# Recorded data
>> Start
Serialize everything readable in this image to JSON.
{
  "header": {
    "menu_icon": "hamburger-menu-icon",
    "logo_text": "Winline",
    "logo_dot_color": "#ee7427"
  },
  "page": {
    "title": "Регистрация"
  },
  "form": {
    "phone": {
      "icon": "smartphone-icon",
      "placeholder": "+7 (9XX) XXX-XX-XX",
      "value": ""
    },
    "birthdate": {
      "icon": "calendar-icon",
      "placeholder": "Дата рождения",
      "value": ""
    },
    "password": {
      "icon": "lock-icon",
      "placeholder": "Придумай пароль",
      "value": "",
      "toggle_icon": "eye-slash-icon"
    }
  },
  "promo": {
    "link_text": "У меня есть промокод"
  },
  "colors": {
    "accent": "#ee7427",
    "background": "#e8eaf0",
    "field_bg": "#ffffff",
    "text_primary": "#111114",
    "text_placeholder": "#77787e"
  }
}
>> End
# Exercise details
Set down every record above exactly as given.

# Solution
Serialize everything readable in this image to JSON.
{
  "header": {
    "menu_icon": "hamburger-menu-icon",
    "logo_text": "Winline",
    "logo_dot_color": "#ee7427"
  },
  "page": {
    "title": "Регистрация"
  },
  "form": {
    "phone": {
      "icon": "smartphone-icon",
      "placeholder": "+7 (9XX) XXX-XX-XX",
      "value": ""
    },
    "birthdate": {
      "icon": "calendar-icon",
      "placeholder": "Дата рождения",
      "value": ""
    },
    "password": {
      "icon": "lock-icon",
      "placeholder": "Придумай пароль",
      "value": "",
      "toggle_icon": "eye-slash-icon"
    }
  },
  "promo": {
    "link_text": "У меня есть промокод"
  },
  "colors": {
    "accent": "#ee7427",
    "background": "#e8eaf0",
    "field_bg": "#ffffff",
    "text_primary": "#111114",
    "text_placeholder": "#77787e"
  }
}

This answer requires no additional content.